Set task. Extract the data exactly, missing nothing.

Given data.

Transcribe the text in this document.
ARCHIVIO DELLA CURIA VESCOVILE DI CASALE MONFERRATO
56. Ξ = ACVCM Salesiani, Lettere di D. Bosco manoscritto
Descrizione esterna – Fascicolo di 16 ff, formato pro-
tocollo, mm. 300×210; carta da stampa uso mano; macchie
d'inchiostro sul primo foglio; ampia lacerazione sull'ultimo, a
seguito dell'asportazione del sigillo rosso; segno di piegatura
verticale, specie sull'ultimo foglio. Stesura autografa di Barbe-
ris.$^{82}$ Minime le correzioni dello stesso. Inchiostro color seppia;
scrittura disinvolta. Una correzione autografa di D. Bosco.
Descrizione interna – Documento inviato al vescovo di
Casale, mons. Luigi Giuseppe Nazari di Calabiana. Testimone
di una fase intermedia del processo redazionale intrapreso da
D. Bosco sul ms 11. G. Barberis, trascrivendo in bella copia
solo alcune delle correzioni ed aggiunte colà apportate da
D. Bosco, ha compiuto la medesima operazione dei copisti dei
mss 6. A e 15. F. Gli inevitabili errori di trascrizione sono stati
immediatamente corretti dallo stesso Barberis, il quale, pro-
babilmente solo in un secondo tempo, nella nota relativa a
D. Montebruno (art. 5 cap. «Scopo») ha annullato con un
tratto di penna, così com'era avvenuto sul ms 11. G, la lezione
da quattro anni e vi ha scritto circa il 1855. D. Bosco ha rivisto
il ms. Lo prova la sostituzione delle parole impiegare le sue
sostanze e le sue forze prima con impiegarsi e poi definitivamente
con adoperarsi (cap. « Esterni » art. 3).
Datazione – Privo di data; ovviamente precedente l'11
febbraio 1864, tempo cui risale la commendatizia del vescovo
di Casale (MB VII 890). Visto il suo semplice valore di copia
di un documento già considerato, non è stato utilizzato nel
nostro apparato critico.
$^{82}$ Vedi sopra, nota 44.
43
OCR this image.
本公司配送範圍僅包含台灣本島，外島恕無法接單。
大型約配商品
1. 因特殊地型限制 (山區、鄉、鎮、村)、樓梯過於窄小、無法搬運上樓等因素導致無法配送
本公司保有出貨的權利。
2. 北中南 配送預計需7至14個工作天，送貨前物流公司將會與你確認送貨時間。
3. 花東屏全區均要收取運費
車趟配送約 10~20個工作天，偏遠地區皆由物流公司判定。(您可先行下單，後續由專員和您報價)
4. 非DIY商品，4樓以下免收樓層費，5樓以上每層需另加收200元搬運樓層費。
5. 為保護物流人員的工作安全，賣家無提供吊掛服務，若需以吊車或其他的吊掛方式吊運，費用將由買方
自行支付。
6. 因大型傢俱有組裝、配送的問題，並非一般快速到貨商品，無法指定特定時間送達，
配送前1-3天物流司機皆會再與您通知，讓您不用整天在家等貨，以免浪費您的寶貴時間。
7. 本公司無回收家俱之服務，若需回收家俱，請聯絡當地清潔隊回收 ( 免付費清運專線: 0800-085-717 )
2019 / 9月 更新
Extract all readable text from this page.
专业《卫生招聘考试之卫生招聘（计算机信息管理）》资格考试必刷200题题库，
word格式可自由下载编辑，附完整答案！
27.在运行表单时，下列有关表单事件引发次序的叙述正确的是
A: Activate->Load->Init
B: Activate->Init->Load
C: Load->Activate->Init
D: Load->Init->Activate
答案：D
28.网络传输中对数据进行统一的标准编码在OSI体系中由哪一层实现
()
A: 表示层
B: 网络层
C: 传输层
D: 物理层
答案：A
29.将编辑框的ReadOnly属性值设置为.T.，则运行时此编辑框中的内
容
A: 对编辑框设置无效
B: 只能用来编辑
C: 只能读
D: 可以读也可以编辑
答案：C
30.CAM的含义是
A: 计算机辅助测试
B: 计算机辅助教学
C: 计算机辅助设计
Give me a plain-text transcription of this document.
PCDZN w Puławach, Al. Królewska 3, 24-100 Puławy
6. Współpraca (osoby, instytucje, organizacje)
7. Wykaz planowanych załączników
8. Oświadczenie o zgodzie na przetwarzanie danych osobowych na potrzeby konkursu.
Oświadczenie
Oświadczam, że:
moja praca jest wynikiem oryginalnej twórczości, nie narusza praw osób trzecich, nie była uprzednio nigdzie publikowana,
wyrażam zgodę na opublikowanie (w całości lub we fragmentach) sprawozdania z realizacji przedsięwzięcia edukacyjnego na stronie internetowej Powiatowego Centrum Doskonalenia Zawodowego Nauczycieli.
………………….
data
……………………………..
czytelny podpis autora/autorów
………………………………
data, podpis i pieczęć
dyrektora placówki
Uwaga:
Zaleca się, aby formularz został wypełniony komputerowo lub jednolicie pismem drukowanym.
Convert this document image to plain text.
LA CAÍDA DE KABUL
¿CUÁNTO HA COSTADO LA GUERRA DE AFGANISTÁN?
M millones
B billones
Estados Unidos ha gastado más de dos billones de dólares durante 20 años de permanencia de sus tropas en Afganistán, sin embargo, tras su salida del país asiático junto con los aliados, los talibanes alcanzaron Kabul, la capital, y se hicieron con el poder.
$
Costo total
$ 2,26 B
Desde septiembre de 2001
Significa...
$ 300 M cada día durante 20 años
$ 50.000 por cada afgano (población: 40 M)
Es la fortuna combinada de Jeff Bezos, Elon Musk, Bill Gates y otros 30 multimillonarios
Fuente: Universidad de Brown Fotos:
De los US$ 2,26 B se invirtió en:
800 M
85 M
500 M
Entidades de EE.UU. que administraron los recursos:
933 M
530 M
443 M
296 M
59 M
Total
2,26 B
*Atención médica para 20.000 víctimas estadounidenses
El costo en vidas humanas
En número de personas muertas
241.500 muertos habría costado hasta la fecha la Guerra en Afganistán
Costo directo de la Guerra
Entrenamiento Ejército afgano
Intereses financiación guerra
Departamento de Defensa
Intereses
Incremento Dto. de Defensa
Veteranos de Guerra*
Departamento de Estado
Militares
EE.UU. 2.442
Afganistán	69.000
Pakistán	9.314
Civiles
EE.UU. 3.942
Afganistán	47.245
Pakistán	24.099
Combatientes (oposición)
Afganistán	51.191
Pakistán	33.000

Response for this exercise.
Transcribe the text in this document.
ARCHIVIO DELLA CURIA VESCOVILE DI CASALE MONFERRATO
56. Ξ = ACVCM Salesiani, Lettere di D. Bosco manoscritto
Descrizione esterna – Fascicolo di 16 ff, formato pro-
tocollo, mm. 300×210; carta da stampa uso mano; macchie
d'inchiostro sul primo foglio; ampia lacerazione sull'ultimo, a
seguito dell'asportazione del sigillo rosso; segno di piegatura
verticale, specie sull'ultimo foglio. Stesura autografa di Barbe-
ris.$^{82}$ Minime le correzioni dello stesso. Inchiostro color seppia;
scrittura disinvolta. Una correzione autografa di D. Bosco.
Descrizione interna – Documento inviato al vescovo di
Casale, mons. Luigi Giuseppe Nazari di Calabiana. Testimone
di una fase intermedia del processo redazionale intrapreso da
D. Bosco sul ms 11. G. Barberis, trascrivendo in bella copia
solo alcune delle correzioni ed aggiunte colà apportate da
D. Bosco, ha compiuto la medesima operazione dei copisti dei
mss 6. A e 15. F. Gli inevitabili errori di trascrizione sono stati
immediatamente corretti dallo stesso Barberis, il quale, pro-
babilmente solo in un secondo tempo, nella nota relativa a
D. Montebruno (art. 5 cap. «Scopo») ha annullato con un
tratto di penna, così com'era avvenuto sul ms 11. G, la lezione
da quattro anni e vi ha scritto circa il 1855. D. Bosco ha rivisto
il ms. Lo prova la sostituzione delle parole impiegare le sue
sostanze e le sue forze prima con impiegarsi e poi definitivamente
con adoperarsi (cap. « Esterni » art. 3).
Datazione – Privo di data; ovviamente precedente l'11
febbraio 1864, tempo cui risale la commendatizia del vescovo
di Casale (MB VII 890). Visto il suo semplice valore di copia
di un documento già considerato, non è stato utilizzato nel
nostro apparato critico.
$^{82}$ Vedi sopra, nota 44.
43
OCR this image.
本公司配送範圍僅包含台灣本島，外島恕無法接單。
大型約配商品
1. 因特殊地型限制 (山區、鄉、鎮、村)、樓梯過於窄小、無法搬運上樓等因素導致無法配送
本公司保有出貨的權利。
2. 北中南 配送預計需7至14個工作天，送貨前物流公司將會與你確認送貨時間。
3. 花東屏全區均要收取運費
車趟配送約 10~20個工作天，偏遠地區皆由物流公司判定。(您可先行下單，後續由專員和您報價)
4. 非DIY商品，4樓以下免收樓層費，5樓以上每層需另加收200元搬運樓層費。
5. 為保護物流人員的工作安全，賣家無提供吊掛服務，若需以吊車或其他的吊掛方式吊運，費用將由買方
自行支付。
6. 因大型傢俱有組裝、配送的問題，並非一般快速到貨商品，無法指定特定時間送達，
配送前1-3天物流司機皆會再與您通知，讓您不用整天在家等貨，以免浪費您的寶貴時間。
7. 本公司無回收家俱之服務，若需回收家俱，請聯絡當地清潔隊回收 ( 免付費清運專線: 0800-085-717 )
2019 / 9月 更新
Extract all readable text from this page.
专业《卫生招聘考试之卫生招聘（计算机信息管理）》资格考试必刷200题题库，
word格式可自由下载编辑，附完整答案！
27.在运行表单时，下列有关表单事件引发次序的叙述正确的是
A: Activate->Load->Init
B: Activate->Init->Load
C: Load->Activate->Init
D: Load->Init->Activate
答案：D
28.网络传输中对数据进行统一的标准编码在OSI体系中由哪一层实现
()
A: 表示层
B: 网络层
C: 传输层
D: 物理层
答案：A
29.将编辑框的ReadOnly属性值设置为.T.，则运行时此编辑框中的内
容
A: 对编辑框设置无效
B: 只能用来编辑
C: 只能读
D: 可以读也可以编辑
答案：C
30.CAM的含义是
A: 计算机辅助测试
B: 计算机辅助教学
C: 计算机辅助设计
Give me a plain-text transcription of this document.
PCDZN w Puławach, Al. Królewska 3, 24-100 Puławy
6. Współpraca (osoby, instytucje, organizacje)
7. Wykaz planowanych załączników
8. Oświadczenie o zgodzie na przetwarzanie danych osobowych na potrzeby konkursu.
Oświadczenie
Oświadczam, że:
moja praca jest wynikiem oryginalnej twórczości, nie narusza praw osób trzecich, nie była uprzednio nigdzie publikowana,
wyrażam zgodę na opublikowanie (w całości lub we fragmentach) sprawozdania z realizacji przedsięwzięcia edukacyjnego na stronie internetowej Powiatowego Centrum Doskonalenia Zawodowego Nauczycieli.
………………….
data
……………………………..
czytelny podpis autora/autorów
………………………………
data, podpis i pieczęć
dyrektora placówki
Uwaga:
Zaleca się, aby formularz został wypełniony komputerowo lub jednolicie pismem drukowanym.
Convert this document image to plain text.
LA CAÍDA DE KABUL
¿CUÁNTO HA COSTADO LA GUERRA DE AFGANISTÁN?
M millones
B billones
Estados Unidos ha gastado más de dos billones de dólares durante 20 años de permanencia de sus tropas en Afganistán, sin embargo, tras su salida del país asiático junto con los aliados, los talibanes alcanzaron Kabul, la capital, y se hicieron con el poder.
$
Costo total
$ 2,26 B
Desde septiembre de 2001
Significa...
$ 300 M cada día durante 20 años
$ 50.000 por cada afgano (población: 40 M)
Es la fortuna combinada de Jeff Bezos, Elon Musk, Bill Gates y otros 30 multimillonarios
Fuente: Universidad de Brown Fotos:
De los US$ 2,26 B se invirtió en:
800 M
85 M
500 M
Entidades de EE.UU. que administraron los recursos:
933 M
530 M
443 M
296 M
59 M
Total
2,26 B
*Atención médica para 20.000 víctimas estadounidenses
El costo en vidas humanas
En número de personas muertas
241.500 muertos habría costado hasta la fecha la Guerra en Afganistán
Costo directo de la Guerra
Entrenamiento Ejército afgano
Intereses financiación guerra
Departamento de Defensa
Intereses
Incremento Dto. de Defensa
Veteranos de Guerra*
Departamento de Estado
Militares
EE.UU. 2.442
Afganistán	69.000
Pakistán	9.314
Civiles
EE.UU. 3.942
Afganistán	47.245
Pakistán	24.099
Combatientes (oposición)
Afganistán	51.191
Pakistán	33.000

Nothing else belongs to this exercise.